→ **Exercise description**
Rewrite the rows below, replacing every instance of "row-checkbox" with "row-select" and keeping everything else the same. Leave the pictures out of your answer.

Layout element annotations:
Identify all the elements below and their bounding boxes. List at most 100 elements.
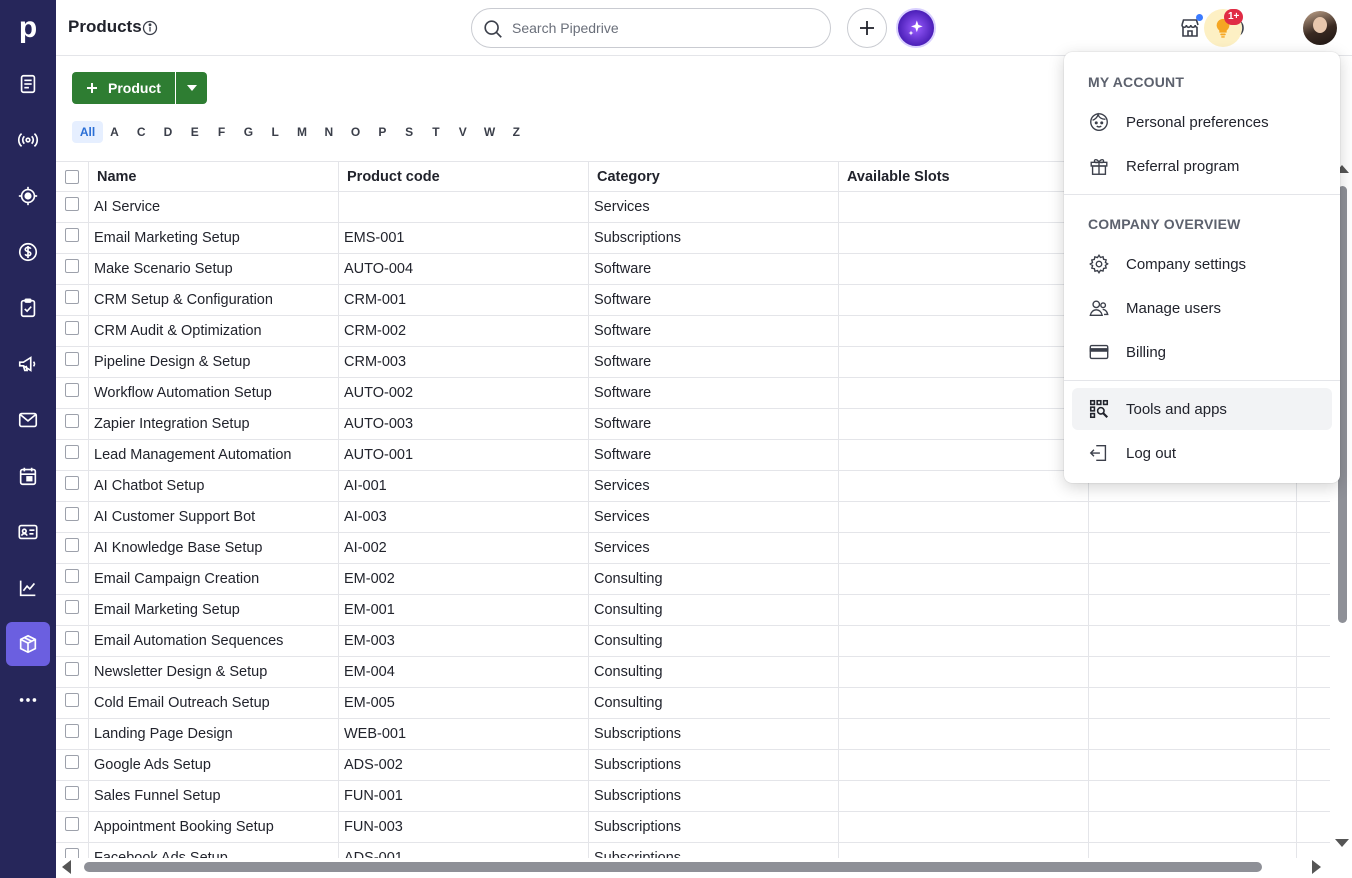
horizontal-scroll-thumb[interactable] [84,862,1262,872]
alpha-filter-all[interactable]: All [72,121,103,143]
table-row[interactable]: AI Knowledge Base Setup AI-002 Services [56,533,1330,564]
cell-name[interactable]: Email Marketing Setup [89,223,339,253]
alpha-filter-c[interactable]: C [128,125,155,139]
row-checkbox[interactable] [65,569,79,583]
row-checkbox[interactable] [65,724,79,738]
nav-broadcast-icon[interactable] [6,118,50,162]
alpha-filter-t[interactable]: T [423,125,450,139]
table-row[interactable]: Cold Email Outreach Setup EM-005 Consultin… [56,688,1330,719]
add-product-button[interactable]: Product [72,72,175,104]
cell-name[interactable]: Pipeline Design & Setup [89,347,339,377]
row-checkbox[interactable] [65,290,79,304]
pipedrive-logo[interactable]: p [0,0,56,56]
quick-add-button[interactable] [847,8,887,48]
table-row[interactable]: Google Ads Setup ADS-002 Subscriptions [56,750,1330,781]
menu-item-referral-program[interactable]: Referral program [1072,145,1332,187]
add-product-dropdown-button[interactable] [176,72,207,104]
cell-name[interactable]: Email Campaign Creation [89,564,339,594]
user-avatar[interactable] [1303,11,1337,45]
cell-name[interactable]: Sales Funnel Setup [89,781,339,811]
info-icon[interactable] [142,20,158,36]
menu-item-log-out[interactable]: Log out [1072,432,1332,474]
row-checkbox[interactable] [65,414,79,428]
nav-products-box-icon[interactable] [6,622,50,666]
table-row[interactable]: AI Customer Support Bot AI-003 Services [56,502,1330,533]
scroll-down-arrow[interactable] [1335,839,1349,847]
row-checkbox[interactable] [65,538,79,552]
table-row[interactable]: Landing Page Design WEB-001 Subscriptions [56,719,1330,750]
cell-name[interactable]: AI Customer Support Bot [89,502,339,532]
cell-name[interactable]: Workflow Automation Setup [89,378,339,408]
alpha-filter-a[interactable]: A [101,125,128,139]
row-checkbox[interactable] [65,352,79,366]
cell-name[interactable]: Appointment Booking Setup [89,812,339,842]
row-checkbox[interactable] [65,786,79,800]
table-row[interactable]: Newsletter Design & Setup EM-004 Consultin… [56,657,1330,688]
cell-name[interactable]: Landing Page Design [89,719,339,749]
cell-name[interactable]: CRM Setup & Configuration [89,285,339,315]
global-search[interactable] [471,8,831,48]
alpha-filter-z[interactable]: Z [503,125,530,139]
nav-campaigns-megaphone-icon[interactable] [6,342,50,386]
alpha-filter-v[interactable]: V [449,125,476,139]
table-row[interactable]: Facebook Ads Setup ADS-001 Subscriptions [56,843,1330,858]
row-checkbox[interactable] [65,476,79,490]
nav-deals-dollar-icon[interactable] [6,230,50,274]
column-header-available-slots[interactable]: Available Slots [839,162,1089,191]
menu-item-billing[interactable]: Billing [1072,331,1332,373]
alpha-filter-l[interactable]: L [262,125,289,139]
cell-name[interactable]: AI Knowledge Base Setup [89,533,339,563]
nav-leads-icon[interactable] [6,62,50,106]
alpha-filter-n[interactable]: N [315,125,342,139]
nav-activities-icon[interactable] [6,286,50,330]
column-header-product-code[interactable]: Product code [339,162,589,191]
row-checkbox[interactable] [65,197,79,211]
row-checkbox[interactable] [65,755,79,769]
horizontal-scrollbar[interactable] [56,857,1330,878]
table-row[interactable]: Appointment Booking Setup FUN-003 Subscrip… [56,812,1330,843]
row-checkbox[interactable] [65,817,79,831]
select-all-checkbox[interactable] [65,169,79,184]
row-checkbox[interactable] [65,321,79,335]
row-checkbox[interactable] [65,600,79,614]
cell-name[interactable]: AI Service [89,192,339,222]
cell-name[interactable]: Email Marketing Setup [89,595,339,625]
menu-item-personal-preferences[interactable]: Personal preferences [1072,101,1332,143]
alpha-filter-m[interactable]: M [289,125,316,139]
nav-target-icon[interactable] [6,174,50,218]
alpha-filter-o[interactable]: O [342,125,369,139]
table-row[interactable]: Email Campaign Creation EM-002 Consulting [56,564,1330,595]
nav-calendar-icon[interactable] [6,454,50,498]
column-header-category[interactable]: Category [589,162,839,191]
search-input[interactable] [512,20,812,36]
nav-contacts-card-icon[interactable] [6,510,50,554]
alpha-filter-p[interactable]: P [369,125,396,139]
ai-assistant-button[interactable] [896,8,936,48]
cell-name[interactable]: CRM Audit & Optimization [89,316,339,346]
cell-name[interactable]: Email Automation Sequences [89,626,339,656]
cell-name[interactable]: AI Chatbot Setup [89,471,339,501]
alpha-filter-e[interactable]: E [181,125,208,139]
nav-more-icon[interactable] [6,678,50,722]
cell-name[interactable]: Lead Management Automation [89,440,339,470]
menu-item-company-settings[interactable]: Company settings [1072,243,1332,285]
cell-name[interactable]: Facebook Ads Setup [89,843,339,858]
table-row[interactable]: Email Automation Sequences EM-003 Consulti… [56,626,1330,657]
alpha-filter-s[interactable]: S [396,125,423,139]
row-checkbox[interactable] [65,445,79,459]
row-checkbox[interactable] [65,259,79,273]
cell-name[interactable]: Make Scenario Setup [89,254,339,284]
menu-item-tools-and-apps[interactable]: Tools and apps [1072,388,1332,430]
table-row[interactable]: Sales Funnel Setup FUN-001 Subscriptions [56,781,1330,812]
scroll-left-arrow[interactable] [62,860,71,874]
row-checkbox[interactable] [65,631,79,645]
alpha-filter-f[interactable]: F [208,125,235,139]
menu-item-manage-users[interactable]: Manage users [1072,287,1332,329]
alpha-filter-w[interactable]: W [476,125,503,139]
row-checkbox[interactable] [65,383,79,397]
scroll-right-arrow[interactable] [1312,860,1321,874]
nav-mail-icon[interactable] [6,398,50,442]
nav-insights-chart-icon[interactable] [6,566,50,610]
row-checkbox[interactable] [65,693,79,707]
row-checkbox[interactable] [65,662,79,676]
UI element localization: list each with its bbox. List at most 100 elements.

→ **Answer to this exercise**
Identify all the elements below and their bounding boxes. List at most 100 elements.
horizontal-scroll-thumb[interactable] [84,862,1262,872]
alpha-filter-all[interactable]: All [72,121,103,143]
table-row[interactable]: AI Knowledge Base Setup AI-002 Services [56,533,1330,564]
cell-name[interactable]: Email Marketing Setup [89,223,339,253]
alpha-filter-c[interactable]: C [128,125,155,139]
row-select[interactable] [65,569,79,583]
row-select[interactable] [65,724,79,738]
nav-broadcast-icon[interactable] [6,118,50,162]
alpha-filter-t[interactable]: T [423,125,450,139]
table-row[interactable]: Cold Email Outreach Setup EM-005 Consultin… [56,688,1330,719]
add-product-button[interactable]: Product [72,72,175,104]
cell-name[interactable]: Pipeline Design & Setup [89,347,339,377]
row-select[interactable] [65,290,79,304]
pipedrive-logo[interactable]: p [0,0,56,56]
quick-add-button[interactable] [847,8,887,48]
table-row[interactable]: Google Ads Setup ADS-002 Subscriptions [56,750,1330,781]
menu-item-referral-program[interactable]: Referral program [1072,145,1332,187]
add-product-dropdown-button[interactable] [176,72,207,104]
cell-name[interactable]: Email Campaign Creation [89,564,339,594]
user-avatar[interactable] [1303,11,1337,45]
cell-name[interactable]: Sales Funnel Setup [89,781,339,811]
info-icon[interactable] [142,20,158,36]
menu-item-log-out[interactable]: Log out [1072,432,1332,474]
row-select[interactable] [65,414,79,428]
nav-products-box-icon[interactable] [6,622,50,666]
table-row[interactable]: AI Customer Support Bot AI-003 Services [56,502,1330,533]
scroll-down-arrow[interactable] [1335,839,1349,847]
row-select[interactable] [65,538,79,552]
table-row[interactable]: Landing Page Design WEB-001 Subscriptions [56,719,1330,750]
cell-name[interactable]: AI Customer Support Bot [89,502,339,532]
cell-name[interactable]: Workflow Automation Setup [89,378,339,408]
alpha-filter-a[interactable]: A [101,125,128,139]
row-select[interactable] [65,352,79,366]
cell-name[interactable]: Appointment Booking Setup [89,812,339,842]
row-select[interactable] [65,786,79,800]
table-row[interactable]: Newsletter Design & Setup EM-004 Consultin… [56,657,1330,688]
cell-name[interactable]: Landing Page Design [89,719,339,749]
cell-name[interactable]: CRM Setup & Configuration [89,285,339,315]
global-search[interactable] [471,8,831,48]
alpha-filter-z[interactable]: Z [503,125,530,139]
nav-campaigns-megaphone-icon[interactable] [6,342,50,386]
alpha-filter-v[interactable]: V [449,125,476,139]
table-row[interactable]: Facebook Ads Setup ADS-001 Subscriptions [56,843,1330,858]
row-select[interactable] [65,476,79,490]
nav-deals-dollar-icon[interactable] [6,230,50,274]
column-header-available-slots[interactable]: Available Slots [839,162,1089,191]
menu-item-billing[interactable]: Billing [1072,331,1332,373]
alpha-filter-l[interactable]: L [262,125,289,139]
cell-name[interactable]: AI Knowledge Base Setup [89,533,339,563]
nav-leads-icon[interactable] [6,62,50,106]
alpha-filter-n[interactable]: N [315,125,342,139]
nav-activities-icon[interactable] [6,286,50,330]
column-header-product-code[interactable]: Product code [339,162,589,191]
row-select[interactable] [65,197,79,211]
row-select[interactable] [65,755,79,769]
horizontal-scrollbar[interactable] [56,857,1330,878]
table-row[interactable]: Appointment Booking Setup FUN-003 Subscrip… [56,812,1330,843]
row-select[interactable] [65,817,79,831]
select-all-checkbox[interactable] [65,169,79,184]
row-select[interactable] [65,321,79,335]
row-select[interactable] [65,600,79,614]
cell-name[interactable]: AI Service [89,192,339,222]
cell-name[interactable]: Email Marketing Setup [89,595,339,625]
menu-item-personal-preferences[interactable]: Personal preferences [1072,101,1332,143]
alpha-filter-m[interactable]: M [289,125,316,139]
nav-target-icon[interactable] [6,174,50,218]
alpha-filter-o[interactable]: O [342,125,369,139]
table-row[interactable]: Email Campaign Creation EM-002 Consulting [56,564,1330,595]
nav-calendar-icon[interactable] [6,454,50,498]
column-header-category[interactable]: Category [589,162,839,191]
search-input[interactable] [512,20,812,36]
nav-contacts-card-icon[interactable] [6,510,50,554]
alpha-filter-p[interactable]: P [369,125,396,139]
ai-assistant-button[interactable] [896,8,936,48]
cell-name[interactable]: CRM Audit & Optimization [89,316,339,346]
cell-name[interactable]: Email Automation Sequences [89,626,339,656]
cell-name[interactable]: AI Chatbot Setup [89,471,339,501]
alpha-filter-e[interactable]: E [181,125,208,139]
nav-more-icon[interactable] [6,678,50,722]
cell-name[interactable]: Lead Management Automation [89,440,339,470]
menu-item-company-settings[interactable]: Company settings [1072,243,1332,285]
cell-name[interactable]: Facebook Ads Setup [89,843,339,858]
table-row[interactable]: Email Automation Sequences EM-003 Consulti… [56,626,1330,657]
alpha-filter-s[interactable]: S [396,125,423,139]
row-select[interactable] [65,445,79,459]
row-select[interactable] [65,259,79,273]
cell-name[interactable]: Make Scenario Setup [89,254,339,284]
menu-item-tools-and-apps[interactable]: Tools and apps [1072,388,1332,430]
table-row[interactable]: Sales Funnel Setup FUN-001 Subscriptions [56,781,1330,812]
scroll-left-arrow[interactable] [62,860,71,874]
row-select[interactable] [65,631,79,645]
alpha-filter-f[interactable]: F [208,125,235,139]
menu-item-manage-users[interactable]: Manage users [1072,287,1332,329]
alpha-filter-w[interactable]: W [476,125,503,139]
row-select[interactable] [65,383,79,397]
scroll-right-arrow[interactable] [1312,860,1321,874]
nav-mail-icon[interactable] [6,398,50,442]
nav-insights-chart-icon[interactable] [6,566,50,610]
row-select[interactable] [65,693,79,707]
row-select[interactable] [65,662,79,676]
UI element localization: list each with its bbox. List at most 100 elements.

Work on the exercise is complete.